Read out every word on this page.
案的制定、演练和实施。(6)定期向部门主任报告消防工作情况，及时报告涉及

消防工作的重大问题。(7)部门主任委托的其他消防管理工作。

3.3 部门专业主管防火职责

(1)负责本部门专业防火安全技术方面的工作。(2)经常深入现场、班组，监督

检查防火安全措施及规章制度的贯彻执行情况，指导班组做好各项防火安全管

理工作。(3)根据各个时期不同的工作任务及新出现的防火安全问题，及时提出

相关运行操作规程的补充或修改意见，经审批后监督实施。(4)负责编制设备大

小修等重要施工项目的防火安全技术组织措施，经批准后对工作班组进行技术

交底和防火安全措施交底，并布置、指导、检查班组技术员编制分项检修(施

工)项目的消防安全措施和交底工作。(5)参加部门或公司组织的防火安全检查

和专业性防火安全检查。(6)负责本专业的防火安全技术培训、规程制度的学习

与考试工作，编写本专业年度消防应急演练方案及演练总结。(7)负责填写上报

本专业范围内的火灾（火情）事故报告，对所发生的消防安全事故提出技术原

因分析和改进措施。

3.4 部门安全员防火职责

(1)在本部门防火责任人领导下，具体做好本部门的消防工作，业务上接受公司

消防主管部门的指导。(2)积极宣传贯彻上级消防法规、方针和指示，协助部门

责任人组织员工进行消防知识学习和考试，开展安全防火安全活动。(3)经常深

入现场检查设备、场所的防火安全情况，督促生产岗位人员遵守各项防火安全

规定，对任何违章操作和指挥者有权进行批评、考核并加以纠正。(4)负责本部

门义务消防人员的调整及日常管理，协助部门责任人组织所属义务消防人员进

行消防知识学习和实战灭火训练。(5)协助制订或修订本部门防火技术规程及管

| Problem requirements |
Quote every record above exactly.

| Reply to the task |
Read out every word on this page.
案的制定、演练和实施。(6)定期向部门主任报告消防工作情况，及时报告涉及

消防工作的重大问题。(7)部门主任委托的其他消防管理工作。

3.3 部门专业主管防火职责

(1)负责本部门专业防火安全技术方面的工作。(2)经常深入现场、班组，监督

检查防火安全措施及规章制度的贯彻执行情况，指导班组做好各项防火安全管

理工作。(3)根据各个时期不同的工作任务及新出现的防火安全问题，及时提出

相关运行操作规程的补充或修改意见，经审批后监督实施。(4)负责编制设备大

小修等重要施工项目的防火安全技术组织措施，经批准后对工作班组进行技术

交底和防火安全措施交底，并布置、指导、检查班组技术员编制分项检修(施

工)项目的消防安全措施和交底工作。(5)参加部门或公司组织的防火安全检查

和专业性防火安全检查。(6)负责本专业的防火安全技术培训、规程制度的学习

与考试工作，编写本专业年度消防应急演练方案及演练总结。(7)负责填写上报

本专业范围内的火灾（火情）事故报告，对所发生的消防安全事故提出技术原

因分析和改进措施。

3.4 部门安全员防火职责

(1)在本部门防火责任人领导下，具体做好本部门的消防工作，业务上接受公司

消防主管部门的指导。(2)积极宣传贯彻上级消防法规、方针和指示，协助部门

责任人组织员工进行消防知识学习和考试，开展安全防火安全活动。(3)经常深

入现场检查设备、场所的防火安全情况，督促生产岗位人员遵守各项防火安全

规定，对任何违章操作和指挥者有权进行批评、考核并加以纠正。(4)负责本部

门义务消防人员的调整及日常管理，协助部门责任人组织所属义务消防人员进

行消防知识学习和实战灭火训练。(5)协助制订或修订本部门防火技术规程及管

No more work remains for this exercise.